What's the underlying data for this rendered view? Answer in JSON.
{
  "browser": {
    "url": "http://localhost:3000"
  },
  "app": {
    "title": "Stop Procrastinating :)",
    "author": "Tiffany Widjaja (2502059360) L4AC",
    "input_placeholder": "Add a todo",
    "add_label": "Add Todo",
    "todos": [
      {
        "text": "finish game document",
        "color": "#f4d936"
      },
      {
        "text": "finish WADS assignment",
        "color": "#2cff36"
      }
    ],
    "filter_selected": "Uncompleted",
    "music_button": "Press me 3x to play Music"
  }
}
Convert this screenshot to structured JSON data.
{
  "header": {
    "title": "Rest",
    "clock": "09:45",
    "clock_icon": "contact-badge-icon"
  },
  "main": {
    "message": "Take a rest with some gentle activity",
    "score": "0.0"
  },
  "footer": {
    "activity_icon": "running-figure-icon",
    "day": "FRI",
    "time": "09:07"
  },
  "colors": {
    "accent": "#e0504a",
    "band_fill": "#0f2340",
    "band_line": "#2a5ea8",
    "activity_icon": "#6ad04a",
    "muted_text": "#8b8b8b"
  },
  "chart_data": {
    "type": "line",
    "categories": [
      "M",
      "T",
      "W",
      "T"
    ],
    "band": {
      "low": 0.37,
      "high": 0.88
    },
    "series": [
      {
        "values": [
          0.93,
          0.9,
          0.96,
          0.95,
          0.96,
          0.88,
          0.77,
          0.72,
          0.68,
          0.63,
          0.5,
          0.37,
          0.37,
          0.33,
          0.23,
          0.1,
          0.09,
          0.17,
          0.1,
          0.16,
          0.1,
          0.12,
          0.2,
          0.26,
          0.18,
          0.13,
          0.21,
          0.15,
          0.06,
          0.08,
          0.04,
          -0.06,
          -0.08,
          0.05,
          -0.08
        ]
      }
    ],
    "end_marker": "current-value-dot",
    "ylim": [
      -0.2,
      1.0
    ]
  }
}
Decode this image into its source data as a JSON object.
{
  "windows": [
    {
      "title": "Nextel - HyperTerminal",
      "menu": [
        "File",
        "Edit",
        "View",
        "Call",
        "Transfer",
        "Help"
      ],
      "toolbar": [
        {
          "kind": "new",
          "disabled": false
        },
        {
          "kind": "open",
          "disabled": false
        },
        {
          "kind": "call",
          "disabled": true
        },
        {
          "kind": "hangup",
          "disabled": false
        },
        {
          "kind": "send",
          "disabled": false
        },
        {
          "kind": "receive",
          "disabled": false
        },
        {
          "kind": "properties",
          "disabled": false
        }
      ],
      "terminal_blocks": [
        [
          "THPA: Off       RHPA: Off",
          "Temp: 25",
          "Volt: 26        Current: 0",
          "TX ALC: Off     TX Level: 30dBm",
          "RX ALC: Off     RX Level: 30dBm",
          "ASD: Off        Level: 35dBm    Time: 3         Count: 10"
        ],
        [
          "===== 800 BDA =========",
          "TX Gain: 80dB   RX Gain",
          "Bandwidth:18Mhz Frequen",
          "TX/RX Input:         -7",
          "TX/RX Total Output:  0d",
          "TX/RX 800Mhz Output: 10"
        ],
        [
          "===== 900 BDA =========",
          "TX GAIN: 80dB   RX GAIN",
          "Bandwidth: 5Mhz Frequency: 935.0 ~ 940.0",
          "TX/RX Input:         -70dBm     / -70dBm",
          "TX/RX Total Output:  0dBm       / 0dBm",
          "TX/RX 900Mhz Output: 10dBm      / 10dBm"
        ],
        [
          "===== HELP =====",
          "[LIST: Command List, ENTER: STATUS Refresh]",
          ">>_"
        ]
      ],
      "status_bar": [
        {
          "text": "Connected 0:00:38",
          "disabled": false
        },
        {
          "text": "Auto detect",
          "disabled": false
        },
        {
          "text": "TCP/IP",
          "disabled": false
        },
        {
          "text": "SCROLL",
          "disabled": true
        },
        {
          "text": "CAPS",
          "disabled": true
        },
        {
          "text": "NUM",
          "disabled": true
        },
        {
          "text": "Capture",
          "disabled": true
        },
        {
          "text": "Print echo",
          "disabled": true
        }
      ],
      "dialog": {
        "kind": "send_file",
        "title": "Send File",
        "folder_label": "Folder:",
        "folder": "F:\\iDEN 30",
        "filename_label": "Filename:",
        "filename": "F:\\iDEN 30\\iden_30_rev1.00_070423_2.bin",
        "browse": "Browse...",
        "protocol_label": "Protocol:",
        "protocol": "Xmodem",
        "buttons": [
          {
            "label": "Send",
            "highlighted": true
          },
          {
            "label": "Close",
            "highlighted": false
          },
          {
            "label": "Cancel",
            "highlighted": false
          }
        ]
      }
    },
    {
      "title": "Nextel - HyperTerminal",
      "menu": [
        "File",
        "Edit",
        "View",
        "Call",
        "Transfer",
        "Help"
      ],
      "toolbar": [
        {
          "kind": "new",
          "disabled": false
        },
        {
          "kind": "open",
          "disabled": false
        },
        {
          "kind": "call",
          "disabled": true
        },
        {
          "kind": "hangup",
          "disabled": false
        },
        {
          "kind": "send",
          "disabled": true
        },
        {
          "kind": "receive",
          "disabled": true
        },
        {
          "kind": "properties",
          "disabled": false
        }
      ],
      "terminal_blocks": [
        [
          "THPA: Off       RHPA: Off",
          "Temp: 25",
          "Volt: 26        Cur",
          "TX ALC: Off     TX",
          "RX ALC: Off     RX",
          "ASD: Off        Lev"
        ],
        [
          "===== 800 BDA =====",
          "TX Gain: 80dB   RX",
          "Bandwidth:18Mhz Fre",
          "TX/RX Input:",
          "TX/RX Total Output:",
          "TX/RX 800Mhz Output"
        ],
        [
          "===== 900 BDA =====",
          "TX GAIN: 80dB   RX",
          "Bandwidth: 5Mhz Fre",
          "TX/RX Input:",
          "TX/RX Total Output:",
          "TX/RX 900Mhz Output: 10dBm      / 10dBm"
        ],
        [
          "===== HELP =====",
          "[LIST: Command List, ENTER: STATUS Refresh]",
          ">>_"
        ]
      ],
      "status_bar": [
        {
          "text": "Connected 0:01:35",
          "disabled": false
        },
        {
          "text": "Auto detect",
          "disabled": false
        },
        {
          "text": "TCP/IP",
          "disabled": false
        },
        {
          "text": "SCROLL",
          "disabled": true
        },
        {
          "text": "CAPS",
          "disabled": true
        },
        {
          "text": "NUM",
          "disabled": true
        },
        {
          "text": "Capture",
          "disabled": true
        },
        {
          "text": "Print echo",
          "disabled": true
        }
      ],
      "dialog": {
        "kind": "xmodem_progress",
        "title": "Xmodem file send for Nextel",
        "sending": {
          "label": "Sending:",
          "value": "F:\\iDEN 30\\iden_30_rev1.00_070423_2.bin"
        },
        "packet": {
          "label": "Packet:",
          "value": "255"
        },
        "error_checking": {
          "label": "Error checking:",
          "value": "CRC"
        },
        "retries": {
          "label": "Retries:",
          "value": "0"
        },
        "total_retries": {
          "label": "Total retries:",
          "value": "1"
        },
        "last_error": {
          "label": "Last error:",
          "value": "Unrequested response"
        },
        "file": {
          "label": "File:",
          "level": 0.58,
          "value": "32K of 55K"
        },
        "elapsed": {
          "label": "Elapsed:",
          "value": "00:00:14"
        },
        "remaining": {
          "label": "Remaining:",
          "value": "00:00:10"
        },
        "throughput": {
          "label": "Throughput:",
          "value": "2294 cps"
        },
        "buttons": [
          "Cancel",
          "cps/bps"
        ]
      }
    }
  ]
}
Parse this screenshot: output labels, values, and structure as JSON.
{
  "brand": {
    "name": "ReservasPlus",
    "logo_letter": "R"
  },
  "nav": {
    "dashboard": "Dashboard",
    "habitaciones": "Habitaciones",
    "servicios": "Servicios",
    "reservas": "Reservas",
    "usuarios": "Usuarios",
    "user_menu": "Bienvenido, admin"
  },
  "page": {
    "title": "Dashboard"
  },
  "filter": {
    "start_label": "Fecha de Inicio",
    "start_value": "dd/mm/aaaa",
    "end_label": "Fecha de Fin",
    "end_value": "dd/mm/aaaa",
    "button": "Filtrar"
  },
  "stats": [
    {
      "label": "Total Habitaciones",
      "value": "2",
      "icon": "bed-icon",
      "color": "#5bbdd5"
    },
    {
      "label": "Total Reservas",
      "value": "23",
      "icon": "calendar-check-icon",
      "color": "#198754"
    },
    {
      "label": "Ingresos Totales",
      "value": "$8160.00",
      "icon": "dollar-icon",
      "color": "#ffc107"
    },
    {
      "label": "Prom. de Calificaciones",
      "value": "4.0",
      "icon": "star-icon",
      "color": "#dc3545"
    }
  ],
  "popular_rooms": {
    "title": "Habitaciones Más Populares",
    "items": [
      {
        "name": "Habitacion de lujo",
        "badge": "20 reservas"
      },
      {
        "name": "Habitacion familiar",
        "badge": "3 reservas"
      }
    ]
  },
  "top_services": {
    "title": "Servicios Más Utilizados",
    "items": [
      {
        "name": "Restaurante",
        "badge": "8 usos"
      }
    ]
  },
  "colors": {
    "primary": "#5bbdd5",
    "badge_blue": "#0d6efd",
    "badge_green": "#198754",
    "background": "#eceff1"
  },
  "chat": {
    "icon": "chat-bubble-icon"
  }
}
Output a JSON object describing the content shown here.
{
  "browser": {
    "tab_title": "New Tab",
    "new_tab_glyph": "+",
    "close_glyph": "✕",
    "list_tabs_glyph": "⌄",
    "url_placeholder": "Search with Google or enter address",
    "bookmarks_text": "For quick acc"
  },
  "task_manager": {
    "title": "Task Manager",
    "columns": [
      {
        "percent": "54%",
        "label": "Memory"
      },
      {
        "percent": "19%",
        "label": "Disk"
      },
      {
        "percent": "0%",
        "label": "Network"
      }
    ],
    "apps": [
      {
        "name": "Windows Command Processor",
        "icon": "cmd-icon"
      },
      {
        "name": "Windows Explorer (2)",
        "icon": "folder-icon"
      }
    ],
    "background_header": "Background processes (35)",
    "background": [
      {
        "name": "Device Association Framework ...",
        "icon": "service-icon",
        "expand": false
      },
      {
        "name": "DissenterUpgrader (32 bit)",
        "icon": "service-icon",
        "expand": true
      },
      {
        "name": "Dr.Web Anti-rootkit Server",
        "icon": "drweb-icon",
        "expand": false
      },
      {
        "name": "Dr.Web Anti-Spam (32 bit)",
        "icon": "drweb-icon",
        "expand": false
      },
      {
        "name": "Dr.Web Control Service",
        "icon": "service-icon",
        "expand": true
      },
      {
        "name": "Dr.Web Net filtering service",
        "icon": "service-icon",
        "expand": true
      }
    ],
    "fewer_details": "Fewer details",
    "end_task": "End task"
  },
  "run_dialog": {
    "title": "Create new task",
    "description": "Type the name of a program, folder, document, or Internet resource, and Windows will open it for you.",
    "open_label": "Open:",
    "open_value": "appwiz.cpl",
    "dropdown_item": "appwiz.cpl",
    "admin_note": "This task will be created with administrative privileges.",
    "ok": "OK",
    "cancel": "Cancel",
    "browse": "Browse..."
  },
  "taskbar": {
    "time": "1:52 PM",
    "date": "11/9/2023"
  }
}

### Problem description
Find the lines above holding the word "values" and show them.

### Answer
        "values": [
Parse this screenshot: output labels, values, and structure as JSON.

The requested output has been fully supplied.